It is required that all of the data be written out exactly.
(begin)
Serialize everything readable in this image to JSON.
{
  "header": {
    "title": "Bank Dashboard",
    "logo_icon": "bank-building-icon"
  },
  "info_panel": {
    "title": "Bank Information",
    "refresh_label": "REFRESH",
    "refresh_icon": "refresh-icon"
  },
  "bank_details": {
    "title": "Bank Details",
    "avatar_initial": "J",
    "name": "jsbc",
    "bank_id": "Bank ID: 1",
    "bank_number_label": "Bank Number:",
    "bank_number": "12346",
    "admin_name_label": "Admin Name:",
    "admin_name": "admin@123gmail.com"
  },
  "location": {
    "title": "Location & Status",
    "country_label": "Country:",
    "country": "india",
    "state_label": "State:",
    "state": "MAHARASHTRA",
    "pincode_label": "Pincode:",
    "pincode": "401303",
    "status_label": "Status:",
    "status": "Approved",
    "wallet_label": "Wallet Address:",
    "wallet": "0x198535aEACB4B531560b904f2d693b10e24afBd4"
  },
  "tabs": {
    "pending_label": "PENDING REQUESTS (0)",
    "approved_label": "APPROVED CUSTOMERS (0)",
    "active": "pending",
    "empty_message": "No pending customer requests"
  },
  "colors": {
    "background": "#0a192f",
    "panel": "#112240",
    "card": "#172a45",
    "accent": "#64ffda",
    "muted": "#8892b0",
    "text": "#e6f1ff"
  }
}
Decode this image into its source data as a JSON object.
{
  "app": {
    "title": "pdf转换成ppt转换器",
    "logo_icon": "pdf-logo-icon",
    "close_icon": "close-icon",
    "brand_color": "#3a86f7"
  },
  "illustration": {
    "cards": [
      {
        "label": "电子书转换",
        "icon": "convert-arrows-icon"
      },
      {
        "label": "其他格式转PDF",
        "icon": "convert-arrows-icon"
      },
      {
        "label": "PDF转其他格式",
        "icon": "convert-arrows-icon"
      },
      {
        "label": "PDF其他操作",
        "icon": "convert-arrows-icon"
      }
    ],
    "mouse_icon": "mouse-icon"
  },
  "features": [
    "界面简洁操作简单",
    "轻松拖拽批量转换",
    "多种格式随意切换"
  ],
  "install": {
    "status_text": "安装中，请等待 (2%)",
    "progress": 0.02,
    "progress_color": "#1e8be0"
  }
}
(end)
• **FULL RESPONSE**
Serialize everything readable in this image to JSON.
{
  "header": {
    "title": "Bank Dashboard",
    "logo_icon": "bank-building-icon"
  },
  "info_panel": {
    "title": "Bank Information",
    "refresh_label": "REFRESH",
    "refresh_icon": "refresh-icon"
  },
  "bank_details": {
    "title": "Bank Details",
    "avatar_initial": "J",
    "name": "jsbc",
    "bank_id": "Bank ID: 1",
    "bank_number_label": "Bank Number:",
    "bank_number": "12346",
    "admin_name_label": "Admin Name:",
    "admin_name": "admin@123gmail.com"
  },
  "location": {
    "title": "Location & Status",
    "country_label": "Country:",
    "country": "india",
    "state_label": "State:",
    "state": "MAHARASHTRA",
    "pincode_label": "Pincode:",
    "pincode": "401303",
    "status_label": "Status:",
    "status": "Approved",
    "wallet_label": "Wallet Address:",
    "wallet": "0x198535aEACB4B531560b904f2d693b10e24afBd4"
  },
  "tabs": {
    "pending_label": "PENDING REQUESTS (0)",
    "approved_label": "APPROVED CUSTOMERS (0)",
    "active": "pending",
    "empty_message": "No pending customer requests"
  },
  "colors": {
    "background": "#0a192f",
    "panel": "#112240",
    "card": "#172a45",
    "accent": "#64ffda",
    "muted": "#8892b0",
    "text": "#e6f1ff"
  }
}
Decode this image into its source data as a JSON object.
{
  "app": {
    "title": "pdf转换成ppt转换器",
    "logo_icon": "pdf-logo-icon",
    "close_icon": "close-icon",
    "brand_color": "#3a86f7"
  },
  "illustration": {
    "cards": [
      {
        "label": "电子书转换",
        "icon": "convert-arrows-icon"
      },
      {
        "label": "其他格式转PDF",
        "icon": "convert-arrows-icon"
      },
      {
        "label": "PDF转其他格式",
        "icon": "convert-arrows-icon"
      },
      {
        "label": "PDF其他操作",
        "icon": "convert-arrows-icon"
      }
    ],
    "mouse_icon": "mouse-icon"
  },
  "features": [
    "界面简洁操作简单",
    "轻松拖拽批量转换",
    "多种格式随意切换"
  ],
  "install": {
    "status_text": "安装中，请等待 (2%)",
    "progress": 0.02,
    "progress_color": "#1e8be0"
  }
}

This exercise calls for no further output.